## Written exercise
Each line from the one that contains "What does this" to the end of the material must be set down exactly, and no line before it.

(Saved entries)
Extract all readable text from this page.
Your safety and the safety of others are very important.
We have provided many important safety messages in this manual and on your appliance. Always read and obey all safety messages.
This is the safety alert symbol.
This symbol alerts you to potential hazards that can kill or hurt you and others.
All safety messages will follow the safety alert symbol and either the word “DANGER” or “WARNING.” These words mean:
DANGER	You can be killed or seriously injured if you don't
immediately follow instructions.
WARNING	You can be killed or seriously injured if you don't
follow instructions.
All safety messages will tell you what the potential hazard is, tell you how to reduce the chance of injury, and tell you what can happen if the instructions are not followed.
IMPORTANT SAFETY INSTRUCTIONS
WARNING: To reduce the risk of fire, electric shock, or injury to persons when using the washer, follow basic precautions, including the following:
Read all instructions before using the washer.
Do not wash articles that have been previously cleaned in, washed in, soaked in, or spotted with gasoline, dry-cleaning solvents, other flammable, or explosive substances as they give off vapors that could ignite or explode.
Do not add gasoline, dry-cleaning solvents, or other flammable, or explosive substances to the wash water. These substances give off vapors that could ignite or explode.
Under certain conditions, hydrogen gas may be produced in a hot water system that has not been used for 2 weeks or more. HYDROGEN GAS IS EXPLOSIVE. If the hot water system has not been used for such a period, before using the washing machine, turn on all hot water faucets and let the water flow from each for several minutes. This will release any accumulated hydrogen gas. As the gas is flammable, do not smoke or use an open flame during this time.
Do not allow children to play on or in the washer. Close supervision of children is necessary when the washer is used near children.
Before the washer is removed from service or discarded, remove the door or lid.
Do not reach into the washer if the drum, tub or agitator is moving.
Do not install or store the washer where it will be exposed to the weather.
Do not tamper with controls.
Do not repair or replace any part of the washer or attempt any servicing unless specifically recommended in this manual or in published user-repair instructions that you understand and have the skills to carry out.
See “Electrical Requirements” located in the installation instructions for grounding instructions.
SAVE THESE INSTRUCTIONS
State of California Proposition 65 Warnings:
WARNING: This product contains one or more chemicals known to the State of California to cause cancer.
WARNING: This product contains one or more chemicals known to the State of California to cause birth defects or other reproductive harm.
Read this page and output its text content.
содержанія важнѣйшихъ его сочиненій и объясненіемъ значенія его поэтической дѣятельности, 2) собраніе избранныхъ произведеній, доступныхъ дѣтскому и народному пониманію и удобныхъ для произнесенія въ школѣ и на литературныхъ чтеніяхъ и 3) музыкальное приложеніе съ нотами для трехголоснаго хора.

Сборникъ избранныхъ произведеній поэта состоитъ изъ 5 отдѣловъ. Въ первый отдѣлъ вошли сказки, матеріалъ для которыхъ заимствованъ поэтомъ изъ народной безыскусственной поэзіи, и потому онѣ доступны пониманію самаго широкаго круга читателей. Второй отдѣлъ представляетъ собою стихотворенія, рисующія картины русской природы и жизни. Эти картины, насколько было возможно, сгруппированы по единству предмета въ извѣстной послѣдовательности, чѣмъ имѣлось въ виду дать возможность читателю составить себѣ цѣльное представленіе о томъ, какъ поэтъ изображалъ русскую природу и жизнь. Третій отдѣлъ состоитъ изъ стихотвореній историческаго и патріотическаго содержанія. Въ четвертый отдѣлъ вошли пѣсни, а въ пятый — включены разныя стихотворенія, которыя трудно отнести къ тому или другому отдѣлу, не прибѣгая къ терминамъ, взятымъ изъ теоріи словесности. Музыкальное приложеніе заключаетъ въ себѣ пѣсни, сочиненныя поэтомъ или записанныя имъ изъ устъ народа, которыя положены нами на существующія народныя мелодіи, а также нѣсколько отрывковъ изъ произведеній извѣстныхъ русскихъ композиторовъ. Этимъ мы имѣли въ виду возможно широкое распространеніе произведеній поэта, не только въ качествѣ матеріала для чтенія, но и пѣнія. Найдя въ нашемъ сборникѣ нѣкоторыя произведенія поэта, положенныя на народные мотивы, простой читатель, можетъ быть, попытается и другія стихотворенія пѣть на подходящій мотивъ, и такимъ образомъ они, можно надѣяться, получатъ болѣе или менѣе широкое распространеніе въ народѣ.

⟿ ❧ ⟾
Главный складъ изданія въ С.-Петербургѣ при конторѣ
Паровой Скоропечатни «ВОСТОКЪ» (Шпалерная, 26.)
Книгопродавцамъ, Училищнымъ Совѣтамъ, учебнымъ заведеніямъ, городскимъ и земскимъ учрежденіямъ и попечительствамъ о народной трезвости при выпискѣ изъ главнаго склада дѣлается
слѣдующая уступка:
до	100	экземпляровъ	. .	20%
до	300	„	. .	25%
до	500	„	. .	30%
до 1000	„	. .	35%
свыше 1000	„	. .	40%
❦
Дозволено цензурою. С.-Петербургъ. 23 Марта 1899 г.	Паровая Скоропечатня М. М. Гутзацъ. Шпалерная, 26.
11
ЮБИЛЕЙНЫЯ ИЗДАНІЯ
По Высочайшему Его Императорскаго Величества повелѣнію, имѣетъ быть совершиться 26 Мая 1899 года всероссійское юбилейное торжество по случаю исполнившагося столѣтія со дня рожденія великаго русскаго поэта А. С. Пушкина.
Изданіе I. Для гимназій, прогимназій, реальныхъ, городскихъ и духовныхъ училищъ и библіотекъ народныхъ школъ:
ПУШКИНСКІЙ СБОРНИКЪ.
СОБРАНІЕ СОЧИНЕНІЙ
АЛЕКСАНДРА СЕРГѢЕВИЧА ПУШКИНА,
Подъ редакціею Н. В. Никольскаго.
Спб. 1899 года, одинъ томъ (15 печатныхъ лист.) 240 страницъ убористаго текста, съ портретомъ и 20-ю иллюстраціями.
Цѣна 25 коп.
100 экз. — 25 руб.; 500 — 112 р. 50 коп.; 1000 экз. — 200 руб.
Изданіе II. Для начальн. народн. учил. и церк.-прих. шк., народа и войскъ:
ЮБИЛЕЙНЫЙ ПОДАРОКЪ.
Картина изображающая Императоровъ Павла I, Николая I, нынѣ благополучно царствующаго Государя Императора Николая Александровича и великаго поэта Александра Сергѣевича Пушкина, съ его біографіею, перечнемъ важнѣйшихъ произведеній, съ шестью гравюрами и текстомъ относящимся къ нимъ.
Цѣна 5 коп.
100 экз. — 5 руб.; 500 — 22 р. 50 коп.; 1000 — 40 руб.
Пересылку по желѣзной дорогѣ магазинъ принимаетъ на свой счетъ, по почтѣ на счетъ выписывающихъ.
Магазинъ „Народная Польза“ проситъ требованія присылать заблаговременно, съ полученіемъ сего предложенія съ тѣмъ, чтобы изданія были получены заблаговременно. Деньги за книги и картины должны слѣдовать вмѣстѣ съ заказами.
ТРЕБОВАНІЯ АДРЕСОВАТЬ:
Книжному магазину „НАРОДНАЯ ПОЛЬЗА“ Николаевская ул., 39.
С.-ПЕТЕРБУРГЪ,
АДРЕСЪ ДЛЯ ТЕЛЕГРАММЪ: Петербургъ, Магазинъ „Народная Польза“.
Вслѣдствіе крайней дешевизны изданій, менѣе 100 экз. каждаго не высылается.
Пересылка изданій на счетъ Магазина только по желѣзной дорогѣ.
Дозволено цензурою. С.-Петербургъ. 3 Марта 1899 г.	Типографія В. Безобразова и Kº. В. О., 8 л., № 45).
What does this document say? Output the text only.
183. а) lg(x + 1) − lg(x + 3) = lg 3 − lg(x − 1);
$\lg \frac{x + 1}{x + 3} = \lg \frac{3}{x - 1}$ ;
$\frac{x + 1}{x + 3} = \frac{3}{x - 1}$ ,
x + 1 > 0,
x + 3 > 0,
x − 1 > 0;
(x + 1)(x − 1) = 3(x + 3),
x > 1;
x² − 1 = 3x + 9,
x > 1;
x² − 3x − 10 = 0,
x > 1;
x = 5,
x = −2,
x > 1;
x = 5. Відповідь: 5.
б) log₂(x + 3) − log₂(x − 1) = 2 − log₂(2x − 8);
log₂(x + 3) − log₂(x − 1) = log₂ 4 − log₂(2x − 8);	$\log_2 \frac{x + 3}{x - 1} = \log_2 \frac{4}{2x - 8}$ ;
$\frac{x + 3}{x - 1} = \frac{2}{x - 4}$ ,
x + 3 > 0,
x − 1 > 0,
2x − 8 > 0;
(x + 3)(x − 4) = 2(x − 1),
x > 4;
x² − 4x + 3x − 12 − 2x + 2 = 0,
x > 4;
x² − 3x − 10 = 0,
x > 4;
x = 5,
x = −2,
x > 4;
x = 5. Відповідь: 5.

## Answer in full
What does this document say? Output the text only.
183. а) lg(x + 1) − lg(x + 3) = lg 3 − lg(x − 1);
$\lg \frac{x + 1}{x + 3} = \lg \frac{3}{x - 1}$ ;
$\frac{x + 1}{x + 3} = \frac{3}{x - 1}$ ,
x + 1 > 0,
x + 3 > 0,
x − 1 > 0;
(x + 1)(x − 1) = 3(x + 3),
x > 1;
x² − 1 = 3x + 9,
x > 1;
x² − 3x − 10 = 0,
x > 1;
x = 5,
x = −2,
x > 1;
x = 5. Відповідь: 5.
б) log₂(x + 3) − log₂(x − 1) = 2 − log₂(2x − 8);
log₂(x + 3) − log₂(x − 1) = log₂ 4 − log₂(2x − 8);	$\log_2 \frac{x + 3}{x - 1} = \log_2 \frac{4}{2x - 8}$ ;
$\frac{x + 3}{x - 1} = \frac{2}{x - 4}$ ,
x + 3 > 0,
x − 1 > 0,
2x − 8 > 0;
(x + 3)(x − 4) = 2(x − 1),
x > 4;
x² − 4x + 3x − 12 − 2x + 2 = 0,
x > 4;
x² − 3x − 10 = 0,
x > 4;
x = 5,
x = −2,
x > 4;
x = 5. Відповідь: 5.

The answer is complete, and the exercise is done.